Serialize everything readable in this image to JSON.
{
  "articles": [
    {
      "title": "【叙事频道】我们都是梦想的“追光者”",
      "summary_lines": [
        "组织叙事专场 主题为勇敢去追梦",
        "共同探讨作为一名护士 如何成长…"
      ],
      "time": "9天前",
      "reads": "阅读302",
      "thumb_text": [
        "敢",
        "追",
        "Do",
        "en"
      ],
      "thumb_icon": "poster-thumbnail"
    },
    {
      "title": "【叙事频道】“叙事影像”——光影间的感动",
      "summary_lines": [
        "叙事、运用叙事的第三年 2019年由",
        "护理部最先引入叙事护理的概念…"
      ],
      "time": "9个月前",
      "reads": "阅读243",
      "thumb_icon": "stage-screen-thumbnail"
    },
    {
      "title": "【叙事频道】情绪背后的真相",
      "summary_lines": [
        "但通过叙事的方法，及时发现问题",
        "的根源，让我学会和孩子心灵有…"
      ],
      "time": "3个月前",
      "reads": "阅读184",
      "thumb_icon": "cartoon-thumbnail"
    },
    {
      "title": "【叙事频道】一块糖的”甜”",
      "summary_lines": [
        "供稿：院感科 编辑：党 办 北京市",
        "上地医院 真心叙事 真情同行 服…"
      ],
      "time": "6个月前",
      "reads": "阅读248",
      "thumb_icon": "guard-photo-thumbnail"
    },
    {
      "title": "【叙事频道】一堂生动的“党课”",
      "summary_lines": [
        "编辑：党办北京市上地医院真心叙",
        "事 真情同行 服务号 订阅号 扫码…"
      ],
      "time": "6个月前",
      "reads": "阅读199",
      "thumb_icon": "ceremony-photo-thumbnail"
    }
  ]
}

· · · · · · ·

▶ **What the exercise asks**: Find every line in the entries that includes the word "叙事频道", then state how many there are and nothing else.

▶ **Result**: 5